## Start
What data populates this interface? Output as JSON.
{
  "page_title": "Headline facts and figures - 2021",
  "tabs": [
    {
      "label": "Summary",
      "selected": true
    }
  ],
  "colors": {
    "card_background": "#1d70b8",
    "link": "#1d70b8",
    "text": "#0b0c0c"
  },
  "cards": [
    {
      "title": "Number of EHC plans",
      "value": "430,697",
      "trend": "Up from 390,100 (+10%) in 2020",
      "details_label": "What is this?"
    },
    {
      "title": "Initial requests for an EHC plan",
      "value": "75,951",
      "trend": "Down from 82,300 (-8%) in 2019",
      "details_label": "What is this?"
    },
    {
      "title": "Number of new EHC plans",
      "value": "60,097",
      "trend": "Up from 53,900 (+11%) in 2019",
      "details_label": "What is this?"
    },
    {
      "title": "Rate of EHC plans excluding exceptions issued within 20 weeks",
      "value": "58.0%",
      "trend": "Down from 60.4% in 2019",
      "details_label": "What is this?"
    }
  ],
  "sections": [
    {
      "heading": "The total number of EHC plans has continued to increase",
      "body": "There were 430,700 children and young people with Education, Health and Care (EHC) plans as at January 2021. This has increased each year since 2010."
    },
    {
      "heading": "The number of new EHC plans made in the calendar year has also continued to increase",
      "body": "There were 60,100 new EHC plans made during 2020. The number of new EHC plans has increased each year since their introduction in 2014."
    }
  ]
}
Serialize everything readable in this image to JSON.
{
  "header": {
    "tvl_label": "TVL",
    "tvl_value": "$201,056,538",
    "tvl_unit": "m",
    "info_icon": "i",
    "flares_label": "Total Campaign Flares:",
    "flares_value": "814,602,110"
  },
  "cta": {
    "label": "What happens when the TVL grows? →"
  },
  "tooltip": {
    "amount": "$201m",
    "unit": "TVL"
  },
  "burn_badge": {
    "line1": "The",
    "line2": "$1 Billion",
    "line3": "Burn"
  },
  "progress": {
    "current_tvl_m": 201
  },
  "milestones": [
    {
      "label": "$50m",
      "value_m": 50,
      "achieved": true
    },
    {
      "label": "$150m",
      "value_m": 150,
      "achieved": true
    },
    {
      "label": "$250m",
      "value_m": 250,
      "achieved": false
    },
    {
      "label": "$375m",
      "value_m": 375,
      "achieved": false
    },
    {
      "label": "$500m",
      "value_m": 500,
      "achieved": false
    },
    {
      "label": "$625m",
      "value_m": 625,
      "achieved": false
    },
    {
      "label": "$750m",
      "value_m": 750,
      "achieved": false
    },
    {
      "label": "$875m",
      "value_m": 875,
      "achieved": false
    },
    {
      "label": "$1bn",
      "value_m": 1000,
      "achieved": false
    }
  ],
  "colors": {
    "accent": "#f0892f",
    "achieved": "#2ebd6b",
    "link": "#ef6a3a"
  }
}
## End
## Start
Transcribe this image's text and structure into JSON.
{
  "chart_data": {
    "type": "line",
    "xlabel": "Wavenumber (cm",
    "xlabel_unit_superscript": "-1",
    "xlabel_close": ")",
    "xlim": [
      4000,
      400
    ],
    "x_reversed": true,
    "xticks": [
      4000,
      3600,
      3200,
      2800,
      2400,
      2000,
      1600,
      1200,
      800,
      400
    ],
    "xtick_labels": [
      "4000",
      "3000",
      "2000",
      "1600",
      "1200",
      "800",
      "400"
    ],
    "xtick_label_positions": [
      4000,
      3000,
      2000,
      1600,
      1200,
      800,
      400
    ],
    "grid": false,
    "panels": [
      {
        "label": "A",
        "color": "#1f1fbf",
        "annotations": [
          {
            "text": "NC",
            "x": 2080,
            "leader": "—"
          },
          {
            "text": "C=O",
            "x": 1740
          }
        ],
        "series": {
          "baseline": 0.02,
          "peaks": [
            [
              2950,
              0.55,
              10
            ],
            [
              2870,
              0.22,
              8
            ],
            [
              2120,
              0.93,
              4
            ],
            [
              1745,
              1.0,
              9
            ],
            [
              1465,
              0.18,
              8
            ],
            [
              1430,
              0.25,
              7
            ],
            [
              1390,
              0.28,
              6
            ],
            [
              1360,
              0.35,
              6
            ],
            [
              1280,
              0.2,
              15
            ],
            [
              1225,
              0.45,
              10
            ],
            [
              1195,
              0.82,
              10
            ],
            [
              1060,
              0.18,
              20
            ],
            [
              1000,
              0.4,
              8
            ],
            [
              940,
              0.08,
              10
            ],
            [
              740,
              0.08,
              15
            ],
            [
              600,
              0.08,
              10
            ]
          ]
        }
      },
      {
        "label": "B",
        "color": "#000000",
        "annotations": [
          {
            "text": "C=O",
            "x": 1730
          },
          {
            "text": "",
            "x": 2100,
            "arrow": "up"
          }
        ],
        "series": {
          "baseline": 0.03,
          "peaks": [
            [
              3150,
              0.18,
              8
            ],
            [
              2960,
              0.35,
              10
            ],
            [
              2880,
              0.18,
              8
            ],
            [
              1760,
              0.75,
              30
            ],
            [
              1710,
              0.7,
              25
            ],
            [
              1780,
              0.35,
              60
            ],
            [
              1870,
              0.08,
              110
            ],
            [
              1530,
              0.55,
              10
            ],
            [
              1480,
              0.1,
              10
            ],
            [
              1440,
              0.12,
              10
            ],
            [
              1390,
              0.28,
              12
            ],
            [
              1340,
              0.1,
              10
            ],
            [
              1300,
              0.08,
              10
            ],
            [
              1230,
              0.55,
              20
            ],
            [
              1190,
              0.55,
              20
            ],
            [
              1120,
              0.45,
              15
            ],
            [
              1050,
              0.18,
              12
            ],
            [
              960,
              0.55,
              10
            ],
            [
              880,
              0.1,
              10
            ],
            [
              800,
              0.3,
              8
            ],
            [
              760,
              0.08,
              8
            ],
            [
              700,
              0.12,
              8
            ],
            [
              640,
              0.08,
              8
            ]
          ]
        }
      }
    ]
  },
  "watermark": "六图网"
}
## End
* **WHAT IS NEEDED**: Search the lines for "were". Copy each line that has it.

* **FINISHED EXERCISE**:
      "body": "There were 430,700 children and young people with Education, Health and Care (EHC) plans as at January 2021. This has increased each year since 2010."
      "body": "There were 60,100 new EHC plans made during 2020. The number of new EHC plans has increased each year since their introduction in 2014."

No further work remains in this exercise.